Entries with figure data
* * *

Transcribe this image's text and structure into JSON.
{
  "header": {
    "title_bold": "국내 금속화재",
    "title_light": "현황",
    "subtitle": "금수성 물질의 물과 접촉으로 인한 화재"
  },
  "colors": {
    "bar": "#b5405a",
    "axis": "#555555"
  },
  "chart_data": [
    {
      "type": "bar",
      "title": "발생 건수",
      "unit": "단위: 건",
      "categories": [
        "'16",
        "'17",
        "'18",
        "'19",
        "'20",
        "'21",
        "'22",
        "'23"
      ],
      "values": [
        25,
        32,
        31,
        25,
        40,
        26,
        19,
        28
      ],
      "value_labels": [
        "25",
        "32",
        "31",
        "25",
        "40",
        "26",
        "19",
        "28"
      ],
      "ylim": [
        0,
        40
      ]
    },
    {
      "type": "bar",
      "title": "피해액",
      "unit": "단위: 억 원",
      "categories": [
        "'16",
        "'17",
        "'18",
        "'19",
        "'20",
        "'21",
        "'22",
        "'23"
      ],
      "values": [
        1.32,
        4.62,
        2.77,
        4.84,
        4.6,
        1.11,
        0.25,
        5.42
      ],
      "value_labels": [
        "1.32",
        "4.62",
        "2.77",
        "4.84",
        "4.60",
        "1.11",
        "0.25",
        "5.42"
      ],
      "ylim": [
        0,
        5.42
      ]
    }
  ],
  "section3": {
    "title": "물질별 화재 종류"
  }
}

* * *

→ **Brief**
Retype the records in full. Keep every line identical to the original.

→ **Solution**
Transcribe this image's text and structure into JSON.
{
  "header": {
    "title_bold": "국내 금속화재",
    "title_light": "현황",
    "subtitle": "금수성 물질의 물과 접촉으로 인한 화재"
  },
  "colors": {
    "bar": "#b5405a",
    "axis": "#555555"
  },
  "chart_data": [
    {
      "type": "bar",
      "title": "발생 건수",
      "unit": "단위: 건",
      "categories": [
        "'16",
        "'17",
        "'18",
        "'19",
        "'20",
        "'21",
        "'22",
        "'23"
      ],
      "values": [
        25,
        32,
        31,
        25,
        40,
        26,
        19,
        28
      ],
      "value_labels": [
        "25",
        "32",
        "31",
        "25",
        "40",
        "26",
        "19",
        "28"
      ],
      "ylim": [
        0,
        40
      ]
    },
    {
      "type": "bar",
      "title": "피해액",
      "unit": "단위: 억 원",
      "categories": [
        "'16",
        "'17",
        "'18",
        "'19",
        "'20",
        "'21",
        "'22",
        "'23"
      ],
      "values": [
        1.32,
        4.62,
        2.77,
        4.84,
        4.6,
        1.11,
        0.25,
        5.42
      ],
      "value_labels": [
        "1.32",
        "4.62",
        "2.77",
        "4.84",
        "4.60",
        "1.11",
        "0.25",
        "5.42"
      ],
      "ylim": [
        0,
        5.42
      ]
    }
  ],
  "section3": {
    "title": "물질별 화재 종류"
  }
}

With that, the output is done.